Work to complete >>
Sift the listing for lines that hold the string "sifonato" and pull them out.

Data extract >>
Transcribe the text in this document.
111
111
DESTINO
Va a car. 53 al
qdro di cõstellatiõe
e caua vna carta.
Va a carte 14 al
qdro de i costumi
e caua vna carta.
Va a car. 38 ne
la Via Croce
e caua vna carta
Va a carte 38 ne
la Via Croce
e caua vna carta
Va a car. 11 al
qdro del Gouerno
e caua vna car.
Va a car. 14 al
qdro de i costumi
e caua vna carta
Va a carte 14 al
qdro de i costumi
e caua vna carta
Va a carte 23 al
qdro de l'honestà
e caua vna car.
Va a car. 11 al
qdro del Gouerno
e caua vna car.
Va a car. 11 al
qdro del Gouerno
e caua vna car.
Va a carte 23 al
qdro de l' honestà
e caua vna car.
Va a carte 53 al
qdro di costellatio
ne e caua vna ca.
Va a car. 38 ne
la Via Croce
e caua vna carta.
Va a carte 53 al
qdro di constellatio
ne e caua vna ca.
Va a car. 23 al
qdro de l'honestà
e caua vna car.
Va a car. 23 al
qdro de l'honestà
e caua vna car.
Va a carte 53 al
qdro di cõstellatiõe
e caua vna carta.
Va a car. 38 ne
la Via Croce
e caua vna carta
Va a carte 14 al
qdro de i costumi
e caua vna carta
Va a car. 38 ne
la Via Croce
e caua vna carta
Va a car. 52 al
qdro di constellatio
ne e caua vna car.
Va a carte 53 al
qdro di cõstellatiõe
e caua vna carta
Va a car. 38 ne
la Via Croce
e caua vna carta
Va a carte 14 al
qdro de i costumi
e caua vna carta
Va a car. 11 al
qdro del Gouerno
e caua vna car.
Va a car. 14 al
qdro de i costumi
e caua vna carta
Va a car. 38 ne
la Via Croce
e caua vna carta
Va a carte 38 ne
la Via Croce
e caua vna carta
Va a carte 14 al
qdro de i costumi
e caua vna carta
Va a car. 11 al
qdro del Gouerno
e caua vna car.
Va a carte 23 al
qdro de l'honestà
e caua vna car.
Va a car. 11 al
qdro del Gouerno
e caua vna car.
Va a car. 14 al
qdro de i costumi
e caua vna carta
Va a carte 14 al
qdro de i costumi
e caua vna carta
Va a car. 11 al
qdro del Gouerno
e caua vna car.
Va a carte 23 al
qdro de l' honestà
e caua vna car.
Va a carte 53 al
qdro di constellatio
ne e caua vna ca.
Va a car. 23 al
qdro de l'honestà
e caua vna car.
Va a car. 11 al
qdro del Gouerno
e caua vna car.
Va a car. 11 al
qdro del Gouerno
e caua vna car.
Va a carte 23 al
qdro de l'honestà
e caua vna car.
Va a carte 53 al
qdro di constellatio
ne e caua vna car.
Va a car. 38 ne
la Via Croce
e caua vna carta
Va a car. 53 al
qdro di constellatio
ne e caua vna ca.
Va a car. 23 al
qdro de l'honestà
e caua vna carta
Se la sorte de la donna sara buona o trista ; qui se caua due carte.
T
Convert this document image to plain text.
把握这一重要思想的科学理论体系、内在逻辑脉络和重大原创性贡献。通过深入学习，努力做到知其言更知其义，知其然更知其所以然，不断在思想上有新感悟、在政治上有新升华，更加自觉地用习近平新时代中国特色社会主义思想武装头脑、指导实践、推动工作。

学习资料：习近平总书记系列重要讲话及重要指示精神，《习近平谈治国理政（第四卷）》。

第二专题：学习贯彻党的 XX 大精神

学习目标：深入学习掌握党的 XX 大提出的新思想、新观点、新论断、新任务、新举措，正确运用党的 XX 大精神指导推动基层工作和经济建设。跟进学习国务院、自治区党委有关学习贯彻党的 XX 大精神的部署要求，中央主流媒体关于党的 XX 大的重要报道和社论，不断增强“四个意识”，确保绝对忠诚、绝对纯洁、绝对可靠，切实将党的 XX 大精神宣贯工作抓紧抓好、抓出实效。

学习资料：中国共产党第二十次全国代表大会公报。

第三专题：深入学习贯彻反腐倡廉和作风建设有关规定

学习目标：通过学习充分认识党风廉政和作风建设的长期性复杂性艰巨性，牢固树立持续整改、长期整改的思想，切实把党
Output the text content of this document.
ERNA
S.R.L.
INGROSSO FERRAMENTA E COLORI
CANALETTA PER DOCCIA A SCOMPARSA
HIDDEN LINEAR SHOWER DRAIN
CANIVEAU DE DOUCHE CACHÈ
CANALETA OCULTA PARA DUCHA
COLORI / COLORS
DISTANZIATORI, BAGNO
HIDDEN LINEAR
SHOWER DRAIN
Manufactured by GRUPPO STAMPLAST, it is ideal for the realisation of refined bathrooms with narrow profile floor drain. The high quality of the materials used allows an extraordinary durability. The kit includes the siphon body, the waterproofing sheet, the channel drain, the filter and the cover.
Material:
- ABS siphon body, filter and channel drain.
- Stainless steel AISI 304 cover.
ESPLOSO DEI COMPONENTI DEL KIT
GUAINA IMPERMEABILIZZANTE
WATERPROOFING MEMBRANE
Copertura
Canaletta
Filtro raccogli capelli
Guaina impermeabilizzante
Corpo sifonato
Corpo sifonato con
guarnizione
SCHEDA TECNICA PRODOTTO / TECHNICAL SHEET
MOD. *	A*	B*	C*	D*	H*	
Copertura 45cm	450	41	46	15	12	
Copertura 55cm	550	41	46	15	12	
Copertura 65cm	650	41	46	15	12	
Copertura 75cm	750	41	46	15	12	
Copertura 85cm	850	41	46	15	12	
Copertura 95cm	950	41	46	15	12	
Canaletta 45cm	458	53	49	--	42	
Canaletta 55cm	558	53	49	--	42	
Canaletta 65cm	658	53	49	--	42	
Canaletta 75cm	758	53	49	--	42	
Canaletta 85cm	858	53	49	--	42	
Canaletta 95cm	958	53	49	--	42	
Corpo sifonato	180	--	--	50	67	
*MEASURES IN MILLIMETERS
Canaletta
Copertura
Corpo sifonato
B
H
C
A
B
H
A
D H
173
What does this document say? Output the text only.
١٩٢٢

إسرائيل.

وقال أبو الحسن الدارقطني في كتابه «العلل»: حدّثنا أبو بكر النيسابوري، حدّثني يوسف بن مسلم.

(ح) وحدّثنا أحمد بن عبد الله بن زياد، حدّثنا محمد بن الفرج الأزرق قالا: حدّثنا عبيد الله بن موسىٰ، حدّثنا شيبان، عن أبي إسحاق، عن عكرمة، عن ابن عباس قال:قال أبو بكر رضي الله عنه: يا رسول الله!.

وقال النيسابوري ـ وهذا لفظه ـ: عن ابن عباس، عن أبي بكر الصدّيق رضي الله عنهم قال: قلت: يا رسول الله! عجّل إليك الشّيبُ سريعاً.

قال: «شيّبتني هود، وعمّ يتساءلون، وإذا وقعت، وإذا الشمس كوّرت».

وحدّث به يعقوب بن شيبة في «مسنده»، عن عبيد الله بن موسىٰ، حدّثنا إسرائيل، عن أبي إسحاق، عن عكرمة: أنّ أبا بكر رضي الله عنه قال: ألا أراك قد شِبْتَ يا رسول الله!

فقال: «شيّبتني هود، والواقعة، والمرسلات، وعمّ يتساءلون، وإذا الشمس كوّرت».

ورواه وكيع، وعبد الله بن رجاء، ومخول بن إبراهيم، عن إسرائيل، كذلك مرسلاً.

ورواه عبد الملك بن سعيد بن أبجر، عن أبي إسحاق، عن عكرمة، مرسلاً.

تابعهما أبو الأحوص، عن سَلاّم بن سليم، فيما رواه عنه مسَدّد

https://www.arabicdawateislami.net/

Correct result >>
Corpo sifonato
Corpo sifonato con
Corpo sifonato	180	--	--	50	67	
Corpo sifonato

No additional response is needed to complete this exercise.